§ **REQUIREMENTS**: Output the material word for word. Leave each picture out.
**********
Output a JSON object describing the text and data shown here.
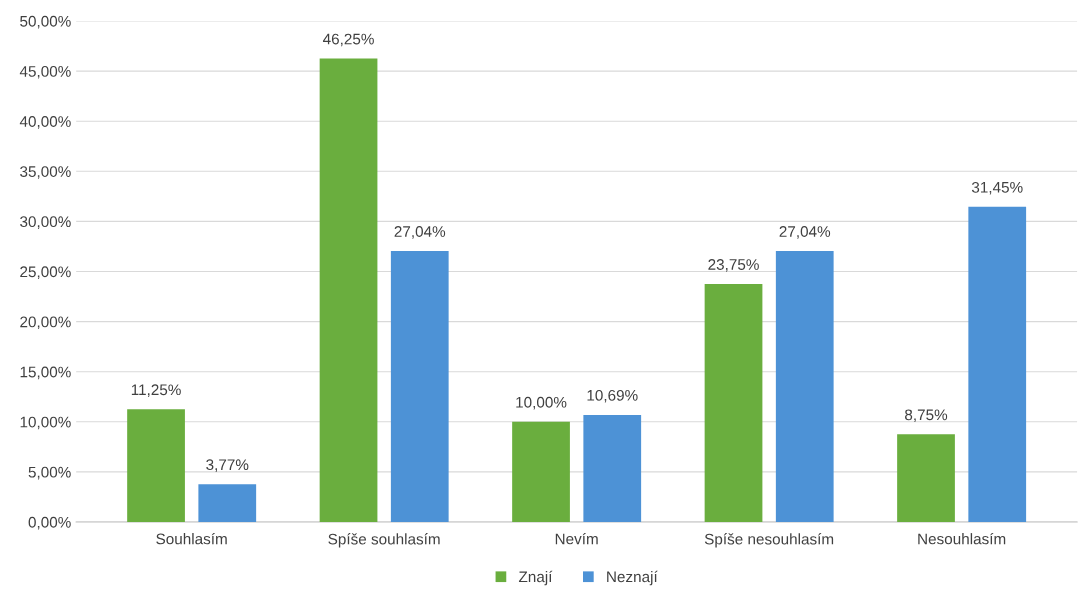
{
  "chart_data": {
    "type": "bar",
    "categories": [
      "Souhlasím",
      "Spíše souhlasím",
      "Nevím",
      "Spíše nesouhlasím",
      "Nesouhlasím"
    ],
    "series": [
      {
        "name": "Znají",
        "color": "#6aae3e",
        "values": [
          11.25,
          46.25,
          10.0,
          23.75,
          8.75
        ],
        "value_labels": [
          "11,25%",
          "46,25%",
          "10,00%",
          "23,75%",
          "8,75%"
        ]
      },
      {
        "name": "Neznají",
        "color": "#4d92d6",
        "values": [
          3.77,
          27.04,
          10.69,
          27.04,
          31.45
        ],
        "value_labels": [
          "3,77%",
          "27,04%",
          "10,69%",
          "27,04%",
          "31,45%"
        ]
      }
    ],
    "ylim": [
      0,
      50
    ],
    "yticks": [
      {
        "value": 0,
        "label": "0,00%"
      },
      {
        "value": 5,
        "label": "5,00%"
      },
      {
        "value": 10,
        "label": "10,00%"
      },
      {
        "value": 15,
        "label": "15,00%"
      },
      {
        "value": 20,
        "label": "20,00%"
      },
      {
        "value": 25,
        "label": "25,00%"
      },
      {
        "value": 30,
        "label": "30,00%"
      },
      {
        "value": 35,
        "label": "35,00%"
      },
      {
        "value": 40,
        "label": "40,00%"
      },
      {
        "value": 45,
        "label": "45,00%"
      },
      {
        "value": 50,
        "label": "50,00%"
      }
    ],
    "grid": "y",
    "legend": "bottom"
  }
}
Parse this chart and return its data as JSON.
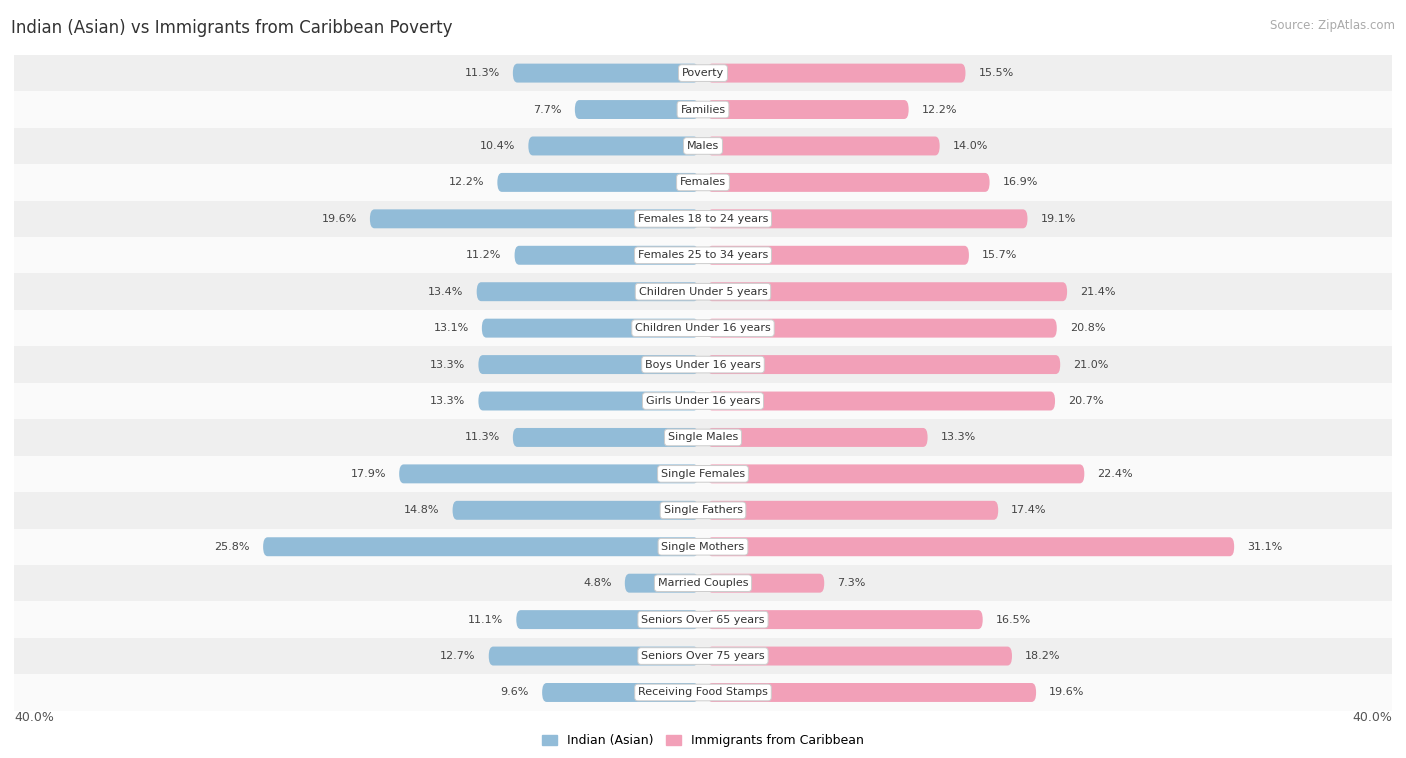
{
  "title": "Indian (Asian) vs Immigrants from Caribbean Poverty",
  "source": "Source: ZipAtlas.com",
  "categories": [
    "Poverty",
    "Families",
    "Males",
    "Females",
    "Females 18 to 24 years",
    "Females 25 to 34 years",
    "Children Under 5 years",
    "Children Under 16 years",
    "Boys Under 16 years",
    "Girls Under 16 years",
    "Single Males",
    "Single Females",
    "Single Fathers",
    "Single Mothers",
    "Married Couples",
    "Seniors Over 65 years",
    "Seniors Over 75 years",
    "Receiving Food Stamps"
  ],
  "indian_asian": [
    11.3,
    7.7,
    10.4,
    12.2,
    19.6,
    11.2,
    13.4,
    13.1,
    13.3,
    13.3,
    11.3,
    17.9,
    14.8,
    25.8,
    4.8,
    11.1,
    12.7,
    9.6
  ],
  "caribbean": [
    15.5,
    12.2,
    14.0,
    16.9,
    19.1,
    15.7,
    21.4,
    20.8,
    21.0,
    20.7,
    13.3,
    22.4,
    17.4,
    31.1,
    7.3,
    16.5,
    18.2,
    19.6
  ],
  "blue_color": "#92bcd8",
  "pink_color": "#f2a0b8",
  "blue_label": "Indian (Asian)",
  "pink_label": "Immigrants from Caribbean",
  "bg_row_odd": "#efefef",
  "bg_row_even": "#fafafa",
  "axis_max": 40.0,
  "axis_label": "40.0%",
  "bar_height": 0.52,
  "title_fontsize": 12,
  "source_fontsize": 8.5,
  "value_fontsize": 8,
  "category_fontsize": 8
}
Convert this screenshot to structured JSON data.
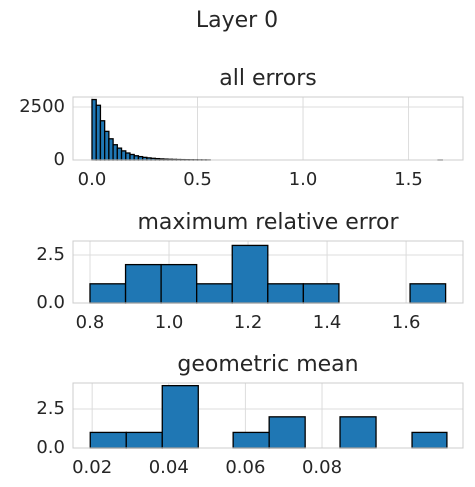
{
  "title": "Layer 0",
  "chart_data": [
    {
      "type": "histogram",
      "title": "all errors",
      "color": "#1f77b4",
      "grid": true,
      "bins": [
        0,
        0.02,
        0.04,
        0.06,
        0.08,
        0.1,
        0.12,
        0.14,
        0.16,
        0.18,
        0.2,
        0.22,
        0.24,
        0.26,
        0.28,
        0.3,
        0.32,
        0.34,
        0.36,
        0.38,
        0.4,
        0.42,
        0.44,
        0.46,
        0.48,
        0.5,
        0.52,
        0.54,
        0.56,
        0.58,
        0.6,
        0.62,
        0.64,
        0.66,
        0.68,
        0.7,
        0.72,
        0.74,
        0.76,
        0.78,
        0.8,
        0.82,
        0.84,
        0.86,
        0.88,
        0.9,
        0.92,
        0.94,
        0.96,
        0.98,
        1,
        1.02,
        1.04,
        1.06,
        1.08,
        1.1,
        1.12,
        1.14,
        1.16,
        1.18,
        1.2,
        1.22,
        1.24,
        1.26,
        1.28,
        1.3,
        1.32,
        1.34,
        1.36,
        1.38,
        1.4,
        1.42,
        1.44,
        1.46,
        1.48,
        1.5,
        1.52,
        1.54,
        1.56,
        1.58,
        1.6,
        1.62,
        1.64,
        1.66
      ],
      "counts": [
        2850,
        2580,
        1850,
        1350,
        1000,
        720,
        560,
        430,
        330,
        260,
        200,
        160,
        125,
        100,
        80,
        65,
        52,
        42,
        34,
        28,
        22,
        18,
        15,
        12,
        10,
        8,
        6,
        5,
        0,
        0,
        0,
        0,
        0,
        0,
        0,
        0,
        0,
        0,
        0,
        0,
        0,
        0,
        0,
        0,
        0,
        0,
        0,
        0,
        0,
        0,
        0,
        0,
        0,
        0,
        0,
        0,
        0,
        0,
        0,
        0,
        0,
        0,
        0,
        0,
        0,
        0,
        0,
        0,
        0,
        0,
        0,
        0,
        0,
        0,
        0,
        0,
        0,
        0,
        0,
        0,
        0,
        0,
        1
      ],
      "xlim": [
        -0.09,
        1.758
      ],
      "ylim": [
        0,
        2970
      ],
      "xticks": [
        {
          "value": 0,
          "label": "0.0"
        },
        0.5,
        {
          "value": 1,
          "label": "1.0"
        },
        1.5
      ],
      "yticks": [
        0,
        2500
      ]
    },
    {
      "type": "histogram",
      "title": "maximum relative error",
      "color": "#1f77b4",
      "grid": true,
      "bins": [
        0.8,
        0.89,
        0.98,
        1.07,
        1.16,
        1.25,
        1.34,
        1.43,
        1.52,
        1.61,
        1.7
      ],
      "counts": [
        1,
        2,
        2,
        1,
        3,
        1,
        1,
        0,
        0,
        1
      ],
      "xlim": [
        0.757,
        1.744
      ],
      "ylim": [
        0,
        3.23
      ],
      "xticks": [
        0.8,
        {
          "value": 1,
          "label": "1.0"
        },
        1.2,
        1.4,
        1.6
      ],
      "yticks": [
        {
          "value": 0,
          "label": "0.0"
        },
        2.5
      ]
    },
    {
      "type": "histogram",
      "title": "geometric mean",
      "color": "#1f77b4",
      "grid": true,
      "bins": [
        0.0195,
        0.0289,
        0.0383,
        0.0477,
        0.0568,
        0.0662,
        0.0756,
        0.0847,
        0.0941,
        0.1035,
        0.1126
      ],
      "counts": [
        1,
        1,
        4,
        0,
        1,
        2,
        0,
        2,
        0,
        1
      ],
      "xlim": [
        0.015,
        0.1168
      ],
      "ylim": [
        0,
        4.17
      ],
      "xticks": [
        0.02,
        0.04,
        0.06,
        0.08
      ],
      "yticks": [
        {
          "value": 0,
          "label": "0.0"
        },
        2.5
      ]
    }
  ]
}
**********
§ **SOLUTION FOR THIS TASK**:
Output a JSON object describing the text and data shown here.
{
  "chart_data": {
    "type": "bar",
    "categories": [
      "Souhlasím",
      "Spíše souhlasím",
      "Nevím",
      "Spíše nesouhlasím",
      "Nesouhlasím"
    ],
    "series": [
      {
        "name": "Znají",
        "color": "#6aae3e",
        "values": [
          11.25,
          46.25,
          10.0,
          23.75,
          8.75
        ],
        "value_labels": [
          "11,25%",
          "46,25%",
          "10,00%",
          "23,75%",
          "8,75%"
        ]
      },
      {
        "name": "Neznají",
        "color": "#4d92d6",
        "values": [
          3.77,
          27.04,
          10.69,
          27.04,
          31.45
        ],
        "value_labels": [
          "3,77%",
          "27,04%",
          "10,69%",
          "27,04%",
          "31,45%"
        ]
      }
    ],
    "ylim": [
      0,
      50
    ],
    "yticks": [
      {
        "value": 0,
        "label": "0,00%"
      },
      {
        "value": 5,
        "label": "5,00%"
      },
      {
        "value": 10,
        "label": "10,00%"
      },
      {
        "value": 15,
        "label": "15,00%"
      },
      {
        "value": 20,
        "label": "20,00%"
      },
      {
        "value": 25,
        "label": "25,00%"
      },
      {
        "value": 30,
        "label": "30,00%"
      },
      {
        "value": 35,
        "label": "35,00%"
      },
      {
        "value": 40,
        "label": "40,00%"
      },
      {
        "value": 45,
        "label": "45,00%"
      },
      {
        "value": 50,
        "label": "50,00%"
      }
    ],
    "grid": "y",
    "legend": "bottom"
  }
}
Parse this chart and return its data as JSON.
{
  "title": "Indian (Asian) vs Immigrants from Caribbean Poverty",
  "source": "Source: ZipAtlas.com",
  "categories": [
    "Poverty",
    "Families",
    "Males",
    "Females",
    "Females 18 to 24 years",
    "Females 25 to 34 years",
    "Children Under 5 years",
    "Children Under 16 years",
    "Boys Under 16 years",
    "Girls Under 16 years",
    "Single Males",
    "Single Females",
    "Single Fathers",
    "Single Mothers",
    "Married Couples",
    "Seniors Over 65 years",
    "Seniors Over 75 years",
    "Receiving Food Stamps"
  ],
  "indian_asian": [
    11.3,
    7.7,
    10.4,
    12.2,
    19.6,
    11.2,
    13.4,
    13.1,
    13.3,
    13.3,
    11.3,
    17.9,
    14.8,
    25.8,
    4.8,
    11.1,
    12.7,
    9.6
  ],
  "caribbean": [
    15.5,
    12.2,
    14.0,
    16.9,
    19.1,
    15.7,
    21.4,
    20.8,
    21.0,
    20.7,
    13.3,
    22.4,
    17.4,
    31.1,
    7.3,
    16.5,
    18.2,
    19.6
  ],
  "blue_color": "#92bcd8",
  "pink_color": "#f2a0b8",
  "blue_label": "Indian (Asian)",
  "pink_label": "Immigrants from Caribbean",
  "bg_row_odd": "#efefef",
  "bg_row_even": "#fafafa",
  "axis_max": 40.0,
  "axis_label": "40.0%",
  "bar_height": 0.52,
  "title_fontsize": 12,
  "source_fontsize": 8.5,
  "value_fontsize": 8,
  "category_fontsize": 8
}
Convert this screenshot to structured JSON data.
{
  "title": "Layer 0",
  "chart_data": [
    {
      "type": "histogram",
      "title": "all errors",
      "color": "#1f77b4",
      "grid": true,
      "bins": [
        0,
        0.02,
        0.04,
        0.06,
        0.08,
        0.1,
        0.12,
        0.14,
        0.16,
        0.18,
        0.2,
        0.22,
        0.24,
        0.26,
        0.28,
        0.3,
        0.32,
        0.34,
        0.36,
        0.38,
        0.4,
        0.42,
        0.44,
        0.46,
        0.48,
        0.5,
        0.52,
        0.54,
        0.56,
        0.58,
        0.6,
        0.62,
        0.64,
        0.66,
        0.68,
        0.7,
        0.72,
        0.74,
        0.76,
        0.78,
        0.8,
        0.82,
        0.84,
        0.86,
        0.88,
        0.9,
        0.92,
        0.94,
        0.96,
        0.98,
        1,
        1.02,
        1.04,
        1.06,
        1.08,
        1.1,
        1.12,
        1.14,
        1.16,
        1.18,
        1.2,
        1.22,
        1.24,
        1.26,
        1.28,
        1.3,
        1.32,
        1.34,
        1.36,
        1.38,
        1.4,
        1.42,
        1.44,
        1.46,
        1.48,
        1.5,
        1.52,
        1.54,
        1.56,
        1.58,
        1.6,
        1.62,
        1.64,
        1.66
      ],
      "counts": [
        2850,
        2580,
        1850,
        1350,
        1000,
        720,
        560,
        430,
        330,
        260,
        200,
        160,
        125,
        100,
        80,
        65,
        52,
        42,
        34,
        28,
        22,
        18,
        15,
        12,
        10,
        8,
        6,
        5,
        0,
        0,
        0,
        0,
        0,
        0,
        0,
        0,
        0,
        0,
        0,
        0,
        0,
        0,
        0,
        0,
        0,
        0,
        0,
        0,
        0,
        0,
        0,
        0,
        0,
        0,
        0,
        0,
        0,
        0,
        0,
        0,
        0,
        0,
        0,
        0,
        0,
        0,
        0,
        0,
        0,
        0,
        0,
        0,
        0,
        0,
        0,
        0,
        0,
        0,
        0,
        0,
        0,
        0,
        1
      ],
      "xlim": [
        -0.09,
        1.758
      ],
      "ylim": [
        0,
        2970
      ],
      "xticks": [
        {
          "value": 0,
          "label": "0.0"
        },
        0.5,
        {
          "value": 1,
          "label": "1.0"
        },
        1.5
      ],
      "yticks": [
        0,
        2500
      ]
    },
    {
      "type": "histogram",
      "title": "maximum relative error",
      "color": "#1f77b4",
      "grid": true,
      "bins": [
        0.8,
        0.89,
        0.98,
        1.07,
        1.16,
        1.25,
        1.34,
        1.43,
        1.52,
        1.61,
        1.7
      ],
      "counts": [
        1,
        2,
        2,
        1,
        3,
        1,
        1,
        0,
        0,
        1
      ],
      "xlim": [
        0.757,
        1.744
      ],
      "ylim": [
        0,
        3.23
      ],
      "xticks": [
        0.8,
        {
          "value": 1,
          "label": "1.0"
        },
        1.2,
        1.4,
        1.6
      ],
      "yticks": [
        {
          "value": 0,
          "label": "0.0"
        },
        2.5
      ]
    },
    {
      "type": "histogram",
      "title": "geometric mean",
      "color": "#1f77b4",
      "grid": true,
      "bins": [
        0.0195,
        0.0289,
        0.0383,
        0.0477,
        0.0568,
        0.0662,
        0.0756,
        0.0847,
        0.0941,
        0.1035,
        0.1126
      ],
      "counts": [
        1,
        1,
        4,
        0,
        1,
        2,
        0,
        2,
        0,
        1
      ],
      "xlim": [
        0.015,
        0.1168
      ],
      "ylim": [
        0,
        4.17
      ],
      "xticks": [
        0.02,
        0.04,
        0.06,
        0.08
      ],
      "yticks": [
        {
          "value": 0,
          "label": "0.0"
        },
        2.5
      ]
    }
  ]
}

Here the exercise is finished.